Task description:
Give back the entire listing verbatim.

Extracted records
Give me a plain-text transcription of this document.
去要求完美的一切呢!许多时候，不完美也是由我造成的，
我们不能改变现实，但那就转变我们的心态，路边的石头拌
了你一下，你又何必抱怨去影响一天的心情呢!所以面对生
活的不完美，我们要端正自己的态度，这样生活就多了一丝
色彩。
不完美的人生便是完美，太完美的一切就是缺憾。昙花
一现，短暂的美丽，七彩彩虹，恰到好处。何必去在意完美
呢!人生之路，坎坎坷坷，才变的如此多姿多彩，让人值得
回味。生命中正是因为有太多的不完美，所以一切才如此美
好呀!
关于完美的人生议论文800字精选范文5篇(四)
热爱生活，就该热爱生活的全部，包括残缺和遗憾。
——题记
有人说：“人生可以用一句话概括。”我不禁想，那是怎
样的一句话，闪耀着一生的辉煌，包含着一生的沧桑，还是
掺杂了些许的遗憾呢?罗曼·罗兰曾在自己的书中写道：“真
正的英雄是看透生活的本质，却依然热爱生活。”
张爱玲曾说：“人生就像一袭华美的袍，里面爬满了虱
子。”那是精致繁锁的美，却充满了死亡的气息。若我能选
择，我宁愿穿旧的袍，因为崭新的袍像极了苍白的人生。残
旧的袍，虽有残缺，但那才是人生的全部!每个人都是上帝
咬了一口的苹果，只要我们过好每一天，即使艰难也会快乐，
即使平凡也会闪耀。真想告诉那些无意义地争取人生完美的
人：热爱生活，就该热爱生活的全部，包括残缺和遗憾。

Expected answer:
Give me a plain-text transcription of this document.
去要求完美的一切呢!许多时候，不完美也是由我造成的，
我们不能改变现实，但那就转变我们的心态，路边的石头拌
了你一下，你又何必抱怨去影响一天的心情呢!所以面对生
活的不完美，我们要端正自己的态度，这样生活就多了一丝
色彩。
不完美的人生便是完美，太完美的一切就是缺憾。昙花
一现，短暂的美丽，七彩彩虹，恰到好处。何必去在意完美
呢!人生之路，坎坎坷坷，才变的如此多姿多彩，让人值得
回味。生命中正是因为有太多的不完美，所以一切才如此美
好呀!
关于完美的人生议论文800字精选范文5篇(四)
热爱生活，就该热爱生活的全部，包括残缺和遗憾。
——题记
有人说：“人生可以用一句话概括。”我不禁想，那是怎
样的一句话，闪耀着一生的辉煌，包含着一生的沧桑，还是
掺杂了些许的遗憾呢?罗曼·罗兰曾在自己的书中写道：“真
正的英雄是看透生活的本质，却依然热爱生活。”
张爱玲曾说：“人生就像一袭华美的袍，里面爬满了虱
子。”那是精致繁锁的美，却充满了死亡的气息。若我能选
择，我宁愿穿旧的袍，因为崭新的袍像极了苍白的人生。残
旧的袍，虽有残缺，但那才是人生的全部!每个人都是上帝
咬了一口的苹果，只要我们过好每一天，即使艰难也会快乐，
即使平凡也会闪耀。真想告诉那些无意义地争取人生完美的
人：热爱生活，就该热爱生活的全部，包括残缺和遗憾。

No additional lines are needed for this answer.